TASK DESCRIPTION.
Look through the lines below and extract any with the word "JSON".

SOURCE MATERIAL.
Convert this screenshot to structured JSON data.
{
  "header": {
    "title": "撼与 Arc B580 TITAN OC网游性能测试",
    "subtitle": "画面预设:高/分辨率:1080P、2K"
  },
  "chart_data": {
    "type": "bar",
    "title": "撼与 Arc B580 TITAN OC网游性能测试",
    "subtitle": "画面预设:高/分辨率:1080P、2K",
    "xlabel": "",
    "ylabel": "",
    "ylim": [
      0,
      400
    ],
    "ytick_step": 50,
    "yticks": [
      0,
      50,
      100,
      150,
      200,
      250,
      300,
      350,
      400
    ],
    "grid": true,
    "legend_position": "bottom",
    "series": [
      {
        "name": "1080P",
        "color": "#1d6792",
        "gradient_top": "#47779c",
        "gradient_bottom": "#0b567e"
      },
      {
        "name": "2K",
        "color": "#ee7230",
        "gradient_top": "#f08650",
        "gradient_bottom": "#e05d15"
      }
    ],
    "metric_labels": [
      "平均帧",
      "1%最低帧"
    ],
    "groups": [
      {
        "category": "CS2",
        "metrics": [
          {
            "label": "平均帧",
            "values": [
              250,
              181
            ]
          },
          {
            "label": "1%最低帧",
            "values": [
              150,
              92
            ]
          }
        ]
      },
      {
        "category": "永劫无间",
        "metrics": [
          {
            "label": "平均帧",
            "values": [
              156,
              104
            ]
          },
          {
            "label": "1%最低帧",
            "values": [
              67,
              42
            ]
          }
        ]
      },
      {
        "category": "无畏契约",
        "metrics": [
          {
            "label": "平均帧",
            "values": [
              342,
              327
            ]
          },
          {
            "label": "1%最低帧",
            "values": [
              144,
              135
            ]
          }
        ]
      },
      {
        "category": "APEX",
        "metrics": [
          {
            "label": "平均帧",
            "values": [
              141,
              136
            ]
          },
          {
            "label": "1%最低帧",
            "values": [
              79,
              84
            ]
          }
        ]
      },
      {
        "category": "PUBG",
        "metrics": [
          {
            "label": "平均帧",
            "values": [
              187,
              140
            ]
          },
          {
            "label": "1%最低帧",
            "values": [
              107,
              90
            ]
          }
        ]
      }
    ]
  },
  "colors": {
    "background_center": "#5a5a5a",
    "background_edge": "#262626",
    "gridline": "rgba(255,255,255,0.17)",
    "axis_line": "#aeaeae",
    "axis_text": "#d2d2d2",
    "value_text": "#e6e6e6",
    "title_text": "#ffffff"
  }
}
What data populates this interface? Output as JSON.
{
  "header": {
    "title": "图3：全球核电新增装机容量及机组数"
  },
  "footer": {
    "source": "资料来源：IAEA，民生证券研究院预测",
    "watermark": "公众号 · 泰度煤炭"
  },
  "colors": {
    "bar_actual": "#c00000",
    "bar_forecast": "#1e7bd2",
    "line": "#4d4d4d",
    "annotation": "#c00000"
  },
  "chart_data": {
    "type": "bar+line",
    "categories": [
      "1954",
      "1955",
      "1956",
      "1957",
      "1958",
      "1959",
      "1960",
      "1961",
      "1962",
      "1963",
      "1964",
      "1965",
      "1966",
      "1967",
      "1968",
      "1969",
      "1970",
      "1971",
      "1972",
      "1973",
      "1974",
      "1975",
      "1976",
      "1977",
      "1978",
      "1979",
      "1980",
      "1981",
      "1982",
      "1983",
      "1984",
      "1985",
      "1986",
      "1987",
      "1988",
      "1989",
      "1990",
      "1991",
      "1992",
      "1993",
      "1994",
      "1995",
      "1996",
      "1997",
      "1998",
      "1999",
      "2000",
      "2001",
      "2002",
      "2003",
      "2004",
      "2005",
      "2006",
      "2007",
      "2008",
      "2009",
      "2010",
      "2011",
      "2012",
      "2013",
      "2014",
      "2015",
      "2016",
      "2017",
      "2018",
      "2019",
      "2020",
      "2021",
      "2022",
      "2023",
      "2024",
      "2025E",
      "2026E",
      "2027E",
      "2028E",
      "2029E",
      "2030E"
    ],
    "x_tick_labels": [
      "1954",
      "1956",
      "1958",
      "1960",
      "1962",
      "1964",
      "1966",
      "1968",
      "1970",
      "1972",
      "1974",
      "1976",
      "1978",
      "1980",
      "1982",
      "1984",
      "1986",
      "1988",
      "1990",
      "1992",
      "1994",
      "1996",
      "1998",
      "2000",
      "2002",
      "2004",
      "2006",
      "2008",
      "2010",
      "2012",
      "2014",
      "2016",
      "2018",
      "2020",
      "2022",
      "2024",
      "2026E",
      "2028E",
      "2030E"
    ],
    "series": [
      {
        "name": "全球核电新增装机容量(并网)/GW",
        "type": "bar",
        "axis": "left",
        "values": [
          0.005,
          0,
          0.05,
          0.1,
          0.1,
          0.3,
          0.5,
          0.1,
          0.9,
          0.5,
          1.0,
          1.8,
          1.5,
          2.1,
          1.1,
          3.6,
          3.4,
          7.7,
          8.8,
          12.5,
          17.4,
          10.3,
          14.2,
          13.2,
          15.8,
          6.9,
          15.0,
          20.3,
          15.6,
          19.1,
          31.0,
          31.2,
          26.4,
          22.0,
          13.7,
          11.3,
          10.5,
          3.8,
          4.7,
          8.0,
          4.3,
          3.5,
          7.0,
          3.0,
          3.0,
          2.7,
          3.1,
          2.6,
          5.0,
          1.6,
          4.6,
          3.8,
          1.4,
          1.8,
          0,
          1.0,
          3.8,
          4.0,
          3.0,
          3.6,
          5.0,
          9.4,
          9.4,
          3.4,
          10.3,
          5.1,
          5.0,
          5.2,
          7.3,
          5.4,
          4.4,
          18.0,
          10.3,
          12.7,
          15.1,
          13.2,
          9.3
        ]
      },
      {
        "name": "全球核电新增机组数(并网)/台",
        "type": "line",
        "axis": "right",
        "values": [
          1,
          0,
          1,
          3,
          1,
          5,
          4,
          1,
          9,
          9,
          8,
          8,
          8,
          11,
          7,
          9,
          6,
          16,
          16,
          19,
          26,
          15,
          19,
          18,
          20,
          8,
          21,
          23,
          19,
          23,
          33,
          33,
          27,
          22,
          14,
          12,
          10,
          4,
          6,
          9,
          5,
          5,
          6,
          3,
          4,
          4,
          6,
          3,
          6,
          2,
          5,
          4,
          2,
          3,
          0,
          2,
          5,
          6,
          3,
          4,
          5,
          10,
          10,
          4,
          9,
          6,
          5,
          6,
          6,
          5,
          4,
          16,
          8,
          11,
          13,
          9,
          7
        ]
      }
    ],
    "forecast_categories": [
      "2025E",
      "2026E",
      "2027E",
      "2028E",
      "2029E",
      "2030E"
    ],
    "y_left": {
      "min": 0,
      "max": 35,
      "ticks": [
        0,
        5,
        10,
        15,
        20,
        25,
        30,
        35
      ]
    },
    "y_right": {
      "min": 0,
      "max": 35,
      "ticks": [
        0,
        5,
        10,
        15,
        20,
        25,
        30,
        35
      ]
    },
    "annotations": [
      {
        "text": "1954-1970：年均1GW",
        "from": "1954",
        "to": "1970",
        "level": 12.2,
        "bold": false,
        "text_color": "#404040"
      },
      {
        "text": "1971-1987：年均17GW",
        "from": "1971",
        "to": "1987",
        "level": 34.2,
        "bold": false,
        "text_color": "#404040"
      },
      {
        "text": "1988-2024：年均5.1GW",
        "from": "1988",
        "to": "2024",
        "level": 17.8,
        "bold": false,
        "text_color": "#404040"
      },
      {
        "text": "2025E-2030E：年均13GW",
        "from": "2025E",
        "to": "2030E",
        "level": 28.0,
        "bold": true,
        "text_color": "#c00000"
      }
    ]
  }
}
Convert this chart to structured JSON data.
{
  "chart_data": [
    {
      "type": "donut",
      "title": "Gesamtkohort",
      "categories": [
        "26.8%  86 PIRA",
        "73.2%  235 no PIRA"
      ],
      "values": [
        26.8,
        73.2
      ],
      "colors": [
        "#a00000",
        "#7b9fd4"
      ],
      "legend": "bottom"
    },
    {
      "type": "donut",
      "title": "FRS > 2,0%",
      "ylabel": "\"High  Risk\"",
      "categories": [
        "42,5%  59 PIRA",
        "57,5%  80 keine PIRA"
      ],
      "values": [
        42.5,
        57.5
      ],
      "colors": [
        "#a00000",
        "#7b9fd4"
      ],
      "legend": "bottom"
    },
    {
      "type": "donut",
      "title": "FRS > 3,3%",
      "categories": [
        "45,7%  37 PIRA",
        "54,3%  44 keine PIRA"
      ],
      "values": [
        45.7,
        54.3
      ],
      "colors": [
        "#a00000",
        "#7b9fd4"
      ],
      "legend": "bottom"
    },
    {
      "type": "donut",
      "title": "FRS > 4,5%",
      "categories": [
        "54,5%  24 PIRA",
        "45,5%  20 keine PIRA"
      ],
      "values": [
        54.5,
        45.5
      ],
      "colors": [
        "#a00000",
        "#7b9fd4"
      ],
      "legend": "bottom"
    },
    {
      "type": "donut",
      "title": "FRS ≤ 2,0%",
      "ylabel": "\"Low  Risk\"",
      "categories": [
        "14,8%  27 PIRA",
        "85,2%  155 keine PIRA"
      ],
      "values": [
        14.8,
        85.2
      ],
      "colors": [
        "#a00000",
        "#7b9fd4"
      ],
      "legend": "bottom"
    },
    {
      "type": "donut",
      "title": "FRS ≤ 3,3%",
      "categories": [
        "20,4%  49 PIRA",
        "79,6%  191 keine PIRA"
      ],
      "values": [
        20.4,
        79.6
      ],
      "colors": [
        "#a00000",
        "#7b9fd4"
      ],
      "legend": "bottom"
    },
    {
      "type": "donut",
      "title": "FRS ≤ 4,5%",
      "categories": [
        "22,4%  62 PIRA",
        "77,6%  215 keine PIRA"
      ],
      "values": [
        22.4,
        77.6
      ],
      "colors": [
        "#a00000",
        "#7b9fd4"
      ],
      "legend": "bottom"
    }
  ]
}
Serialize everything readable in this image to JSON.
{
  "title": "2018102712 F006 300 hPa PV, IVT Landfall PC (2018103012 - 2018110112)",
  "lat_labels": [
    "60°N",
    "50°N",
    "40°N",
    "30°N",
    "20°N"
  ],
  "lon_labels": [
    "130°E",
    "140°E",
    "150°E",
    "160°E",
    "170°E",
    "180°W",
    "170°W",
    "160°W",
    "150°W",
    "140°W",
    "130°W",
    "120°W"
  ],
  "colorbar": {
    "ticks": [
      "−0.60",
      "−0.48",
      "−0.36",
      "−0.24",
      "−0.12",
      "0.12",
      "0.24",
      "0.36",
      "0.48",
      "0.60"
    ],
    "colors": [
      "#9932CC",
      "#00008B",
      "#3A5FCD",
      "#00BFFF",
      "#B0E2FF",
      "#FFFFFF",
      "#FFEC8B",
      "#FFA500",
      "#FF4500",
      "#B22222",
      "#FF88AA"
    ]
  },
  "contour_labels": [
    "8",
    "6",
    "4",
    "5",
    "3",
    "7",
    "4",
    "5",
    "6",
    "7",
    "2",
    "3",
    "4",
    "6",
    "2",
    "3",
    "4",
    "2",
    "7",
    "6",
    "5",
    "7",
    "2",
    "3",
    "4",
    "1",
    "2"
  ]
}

EXERCISE OUTPUT.
Convert this screenshot to structured JSON data.
What data populates this interface? Output as JSON.
Convert this chart to structured JSON data.
Serialize everything readable in this image to JSON.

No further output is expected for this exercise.